— START Input —

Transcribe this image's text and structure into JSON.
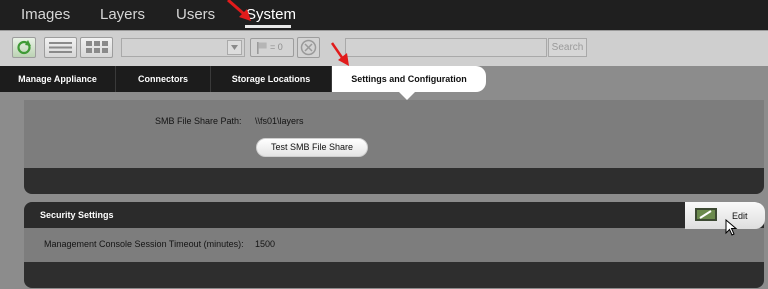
{
  "nav": {
    "items": [
      {
        "label": "Images"
      },
      {
        "label": "Layers"
      },
      {
        "label": "Users"
      },
      {
        "label": "System"
      }
    ]
  },
  "toolbar": {
    "filter_count": "= 0",
    "search_button": "Search",
    "search_placeholder": ""
  },
  "tabs": [
    {
      "label": "Manage Appliance"
    },
    {
      "label": "Connectors"
    },
    {
      "label": "Storage Locations"
    },
    {
      "label": "Settings and Configuration"
    }
  ],
  "smb": {
    "path_label": "SMB File Share Path:",
    "path_value": "\\\\fs01\\layers",
    "test_button": "Test SMB File Share"
  },
  "security": {
    "title": "Security Settings",
    "edit_label": "Edit",
    "timeout_label": "Management Console Session Timeout (minutes):",
    "timeout_value": "1500"
  },
  "colors": {
    "nav_bg": "#1f1f1f",
    "toolbar_bg": "#cfcfcf",
    "tab_bg": "#1c1c1c",
    "panel_bg": "#7d7d7d",
    "annotation_arrow": "#e11b1b"
  }
}
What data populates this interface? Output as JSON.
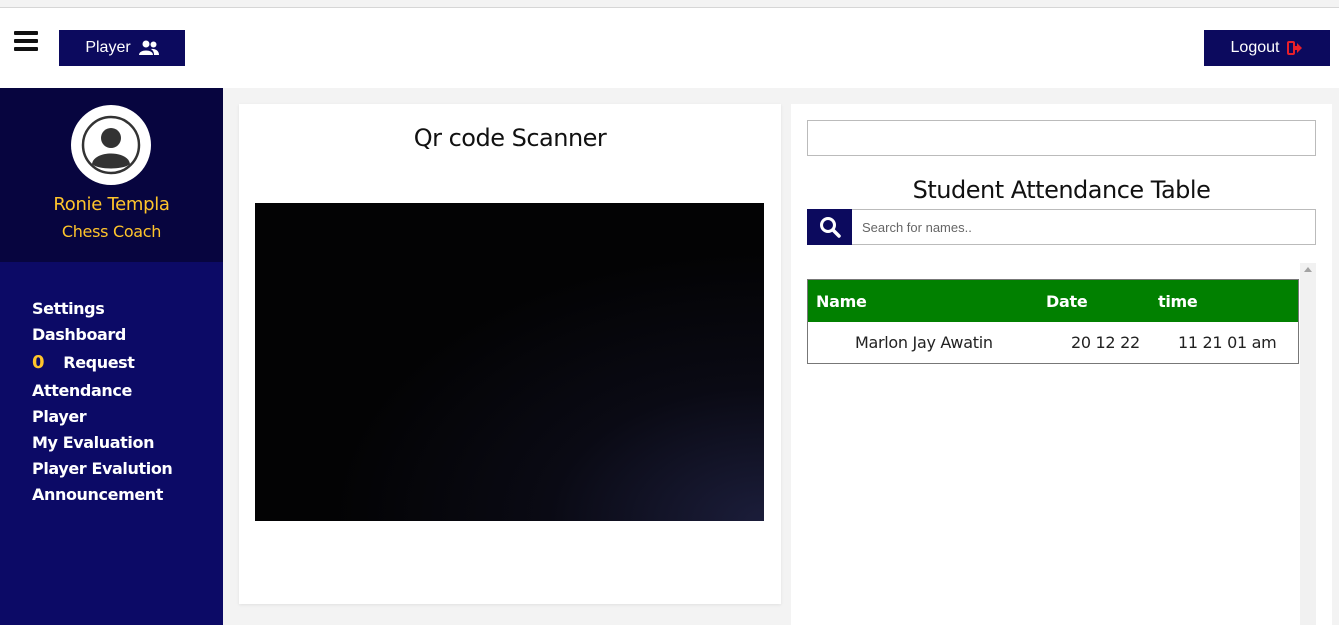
{
  "header": {
    "player_label": "Player",
    "logout_label": "Logout"
  },
  "profile": {
    "name": "Ronie Templa",
    "role": "Chess Coach"
  },
  "sidebar": {
    "items": [
      {
        "label": "Settings"
      },
      {
        "label": "Dashboard"
      },
      {
        "label": "Request",
        "count": "0"
      },
      {
        "label": "Attendance"
      },
      {
        "label": "Player"
      },
      {
        "label": "My Evaluation"
      },
      {
        "label": "Player Evalution"
      },
      {
        "label": "Announcement"
      }
    ]
  },
  "scanner": {
    "title": "Qr code Scanner"
  },
  "attendance": {
    "title": "Student Attendance Table",
    "top_input_value": "",
    "search_placeholder": "Search for names..",
    "columns": [
      "Name",
      "Date",
      "time"
    ],
    "rows": [
      {
        "name": "Marlon Jay Awatin",
        "date": "20 12 22",
        "time": "11 21 01 am"
      }
    ]
  },
  "colors": {
    "navy": "#0c0a5e",
    "sidebar": "#0c0a66",
    "profile_bg": "#07053f",
    "accent_yellow": "#ffc52b",
    "table_header_green": "#018000",
    "logout_icon": "#e8202a"
  }
}
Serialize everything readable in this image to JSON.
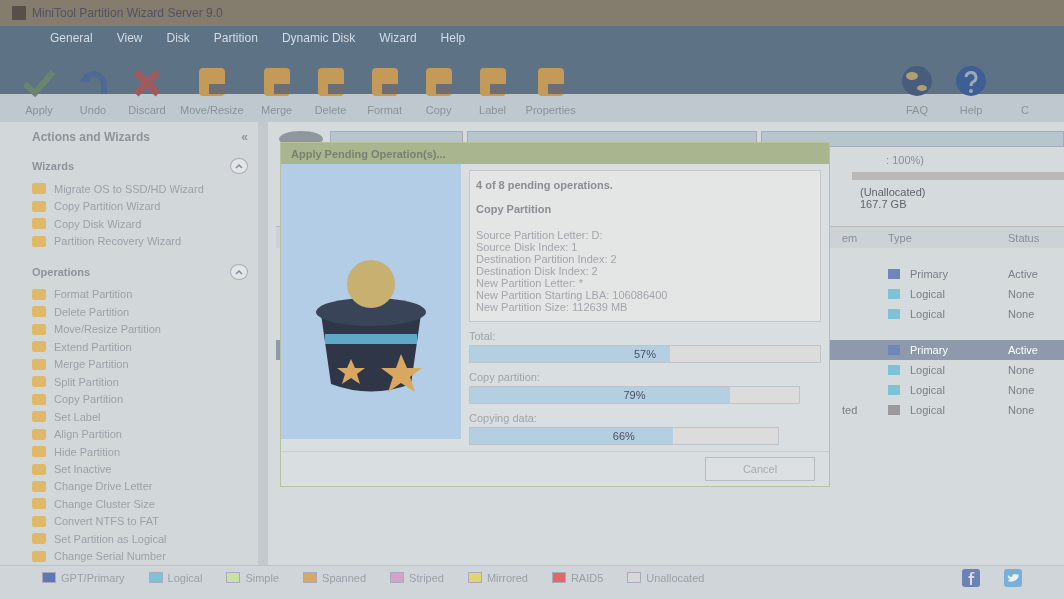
{
  "window": {
    "title": "MiniTool Partition Wizard Server 9.0"
  },
  "menu": [
    "General",
    "View",
    "Disk",
    "Partition",
    "Dynamic Disk",
    "Wizard",
    "Help"
  ],
  "toolbar": [
    {
      "label": "Apply",
      "kind": "check"
    },
    {
      "label": "Undo",
      "kind": "undo"
    },
    {
      "label": "Discard",
      "kind": "cross"
    },
    {
      "label": "Move/Resize",
      "kind": "doc"
    },
    {
      "label": "Merge",
      "kind": "doc"
    },
    {
      "label": "Delete",
      "kind": "doc"
    },
    {
      "label": "Format",
      "kind": "doc"
    },
    {
      "label": "Copy",
      "kind": "doc"
    },
    {
      "label": "Label",
      "kind": "doc"
    },
    {
      "label": "Properties",
      "kind": "doc"
    }
  ],
  "toolbar_right": [
    {
      "label": "FAQ",
      "kind": "globe"
    },
    {
      "label": "Help",
      "kind": "help"
    },
    {
      "label": "C",
      "kind": "none"
    }
  ],
  "sidebar": {
    "title": "Actions and Wizards",
    "collapse_glyph": "«",
    "sections": [
      {
        "title": "Wizards",
        "expanded": true,
        "items": [
          "Migrate OS to SSD/HD Wizard",
          "Copy Partition Wizard",
          "Copy Disk Wizard",
          "Partition Recovery Wizard"
        ]
      },
      {
        "title": "Operations",
        "expanded": true,
        "items": [
          "Format Partition",
          "Delete Partition",
          "Move/Resize Partition",
          "Extend Partition",
          "Merge Partition",
          "Split Partition",
          "Copy Partition",
          "Set Label",
          "Align Partition",
          "Hide Partition",
          "Set Inactive",
          "Change Drive Letter",
          "Change Cluster Size",
          "Convert NTFS to FAT",
          "Set Partition as Logical",
          "Change Serial Number"
        ]
      }
    ]
  },
  "disk_map": {
    "usage_note": ": 100%)",
    "unallocated_label": "(Unallocated)",
    "unallocated_size": "167.7 GB"
  },
  "table": {
    "columns": [
      "em",
      "Type",
      "Status"
    ],
    "rows": [
      {
        "column_1": "",
        "type": "Primary",
        "status": "Active",
        "color": "#6f86b8",
        "selected": false
      },
      {
        "column_1": "",
        "type": "Logical",
        "status": "None",
        "color": "#7cc3d6",
        "selected": false
      },
      {
        "column_1": "",
        "type": "Logical",
        "status": "None",
        "color": "#7cc3d6",
        "selected": false
      },
      {
        "column_1": "",
        "type": "Primary",
        "status": "Active",
        "color": "#6f86b8",
        "selected": true
      },
      {
        "column_1": "",
        "type": "Logical",
        "status": "None",
        "color": "#7cc3d6",
        "selected": false
      },
      {
        "column_1": "",
        "type": "Logical",
        "status": "None",
        "color": "#7cc3d6",
        "selected": false
      },
      {
        "column_1": "ted",
        "type": "Logical",
        "status": "None",
        "color": "#9a9a9a",
        "selected": false
      }
    ]
  },
  "dialog": {
    "title": "Apply Pending Operation(s)...",
    "count": "4 of 8 pending operations.",
    "operation": "Copy Partition",
    "details": [
      "Source Partition Letter: D:",
      "Source Disk Index: 1",
      "Destination Partition Index: 2",
      "Destination Disk Index: 2",
      "New Partition Letter: *",
      "New Partition Starting LBA: 106086400",
      "New Partition Size: 112639 MB"
    ],
    "progress": [
      {
        "label": "Total:",
        "reading": "57%",
        "level": 0.57
      },
      {
        "label": "Copy partition:",
        "reading": "79%",
        "level": 0.79
      },
      {
        "label": "Copying data:",
        "reading": "66%",
        "level": 0.66
      }
    ],
    "cancel": "Cancel"
  },
  "legend": [
    {
      "label": "GPT/Primary",
      "color": "#5d79b4"
    },
    {
      "label": "Logical",
      "color": "#7cc3d6"
    },
    {
      "label": "Simple",
      "color": "#c8e2a4"
    },
    {
      "label": "Spanned",
      "color": "#d8a86a"
    },
    {
      "label": "Striped",
      "color": "#d4a4c8"
    },
    {
      "label": "Mirrored",
      "color": "#e2d472"
    },
    {
      "label": "RAID5",
      "color": "#e06868"
    },
    {
      "label": "Unallocated",
      "color": "#d8d8d8"
    }
  ]
}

— END Input —

What the task asks: Make an exact copy of all the material, but keep the pictures out of it.

Task result:
Transcribe this image's text and structure into JSON.
{
  "nav": {
    "items": [
      {
        "label": "Images"
      },
      {
        "label": "Layers"
      },
      {
        "label": "Users"
      },
      {
        "label": "System"
      }
    ]
  },
  "toolbar": {
    "filter_count": "= 0",
    "search_button": "Search",
    "search_placeholder": ""
  },
  "tabs": [
    {
      "label": "Manage Appliance"
    },
    {
      "label": "Connectors"
    },
    {
      "label": "Storage Locations"
    },
    {
      "label": "Settings and Configuration"
    }
  ],
  "smb": {
    "path_label": "SMB File Share Path:",
    "path_value": "\\\\fs01\\layers",
    "test_button": "Test SMB File Share"
  },
  "security": {
    "title": "Security Settings",
    "edit_label": "Edit",
    "timeout_label": "Management Console Session Timeout (minutes):",
    "timeout_value": "1500"
  },
  "colors": {
    "nav_bg": "#1f1f1f",
    "toolbar_bg": "#cfcfcf",
    "tab_bg": "#1c1c1c",
    "panel_bg": "#7d7d7d",
    "annotation_arrow": "#e11b1b"
  }
}
What data populates this interface? Output as JSON.
{
  "header": {
    "player_label": "Player",
    "logout_label": "Logout"
  },
  "profile": {
    "name": "Ronie Templa",
    "role": "Chess Coach"
  },
  "sidebar": {
    "items": [
      {
        "label": "Settings"
      },
      {
        "label": "Dashboard"
      },
      {
        "label": "Request",
        "count": "0"
      },
      {
        "label": "Attendance"
      },
      {
        "label": "Player"
      },
      {
        "label": "My Evaluation"
      },
      {
        "label": "Player Evalution"
      },
      {
        "label": "Announcement"
      }
    ]
  },
  "scanner": {
    "title": "Qr code Scanner"
  },
  "attendance": {
    "title": "Student Attendance Table",
    "top_input_value": "",
    "search_placeholder": "Search for names..",
    "columns": [
      "Name",
      "Date",
      "time"
    ],
    "rows": [
      {
        "name": "Marlon Jay Awatin",
        "date": "20 12 22",
        "time": "11 21 01 am"
      }
    ]
  },
  "colors": {
    "navy": "#0c0a5e",
    "sidebar": "#0c0a66",
    "profile_bg": "#07053f",
    "accent_yellow": "#ffc52b",
    "table_header_green": "#018000",
    "logout_icon": "#e8202a"
  }
}
Serialize everything readable in this image to JSON.
{
  "window": {
    "title": "MiniTool Partition Wizard Server 9.0"
  },
  "menu": [
    "General",
    "View",
    "Disk",
    "Partition",
    "Dynamic Disk",
    "Wizard",
    "Help"
  ],
  "toolbar": [
    {
      "label": "Apply",
      "kind": "check"
    },
    {
      "label": "Undo",
      "kind": "undo"
    },
    {
      "label": "Discard",
      "kind": "cross"
    },
    {
      "label": "Move/Resize",
      "kind": "doc"
    },
    {
      "label": "Merge",
      "kind": "doc"
    },
    {
      "label": "Delete",
      "kind": "doc"
    },
    {
      "label": "Format",
      "kind": "doc"
    },
    {
      "label": "Copy",
      "kind": "doc"
    },
    {
      "label": "Label",
      "kind": "doc"
    },
    {
      "label": "Properties",
      "kind": "doc"
    }
  ],
  "toolbar_right": [
    {
      "label": "FAQ",
      "kind": "globe"
    },
    {
      "label": "Help",
      "kind": "help"
    },
    {
      "label": "C",
      "kind": "none"
    }
  ],
  "sidebar": {
    "title": "Actions and Wizards",
    "collapse_glyph": "«",
    "sections": [
      {
        "title": "Wizards",
        "expanded": true,
        "items": [
          "Migrate OS to SSD/HD Wizard",
          "Copy Partition Wizard",
          "Copy Disk Wizard",
          "Partition Recovery Wizard"
        ]
      },
      {
        "title": "Operations",
        "expanded": true,
        "items": [
          "Format Partition",
          "Delete Partition",
          "Move/Resize Partition",
          "Extend Partition",
          "Merge Partition",
          "Split Partition",
          "Copy Partition",
          "Set Label",
          "Align Partition",
          "Hide Partition",
          "Set Inactive",
          "Change Drive Letter",
          "Change Cluster Size",
          "Convert NTFS to FAT",
          "Set Partition as Logical",
          "Change Serial Number"
        ]
      }
    ]
  },
  "disk_map": {
    "usage_note": ": 100%)",
    "unallocated_label": "(Unallocated)",
    "unallocated_size": "167.7 GB"
  },
  "table": {
    "columns": [
      "em",
      "Type",
      "Status"
    ],
    "rows": [
      {
        "column_1": "",
        "type": "Primary",
        "status": "Active",
        "color": "#6f86b8",
        "selected": false
      },
      {
        "column_1": "",
        "type": "Logical",
        "status": "None",
        "color": "#7cc3d6",
        "selected": false
      },
      {
        "column_1": "",
        "type": "Logical",
        "status": "None",
        "color": "#7cc3d6",
        "selected": false
      },
      {
        "column_1": "",
        "type": "Primary",
        "status": "Active",
        "color": "#6f86b8",
        "selected": true
      },
      {
        "column_1": "",
        "type": "Logical",
        "status": "None",
        "color": "#7cc3d6",
        "selected": false
      },
      {
        "column_1": "",
        "type": "Logical",
        "status": "None",
        "color": "#7cc3d6",
        "selected": false
      },
      {
        "column_1": "ted",
        "type": "Logical",
        "status": "None",
        "color": "#9a9a9a",
        "selected": false
      }
    ]
  },
  "dialog": {
    "title": "Apply Pending Operation(s)...",
    "count": "4 of 8 pending operations.",
    "operation": "Copy Partition",
    "details": [
      "Source Partition Letter: D:",
      "Source Disk Index: 1",
      "Destination Partition Index: 2",
      "Destination Disk Index: 2",
      "New Partition Letter: *",
      "New Partition Starting LBA: 106086400",
      "New Partition Size: 112639 MB"
    ],
    "progress": [
      {
        "label": "Total:",
        "reading": "57%",
        "level": 0.57
      },
      {
        "label": "Copy partition:",
        "reading": "79%",
        "level": 0.79
      },
      {
        "label": "Copying data:",
        "reading": "66%",
        "level": 0.66
      }
    ],
    "cancel": "Cancel"
  },
  "legend": [
    {
      "label": "GPT/Primary",
      "color": "#5d79b4"
    },
    {
      "label": "Logical",
      "color": "#7cc3d6"
    },
    {
      "label": "Simple",
      "color": "#c8e2a4"
    },
    {
      "label": "Spanned",
      "color": "#d8a86a"
    },
    {
      "label": "Striped",
      "color": "#d4a4c8"
    },
    {
      "label": "Mirrored",
      "color": "#e2d472"
    },
    {
      "label": "RAID5",
      "color": "#e06868"
    },
    {
      "label": "Unallocated",
      "color": "#d8d8d8"
    }
  ]
}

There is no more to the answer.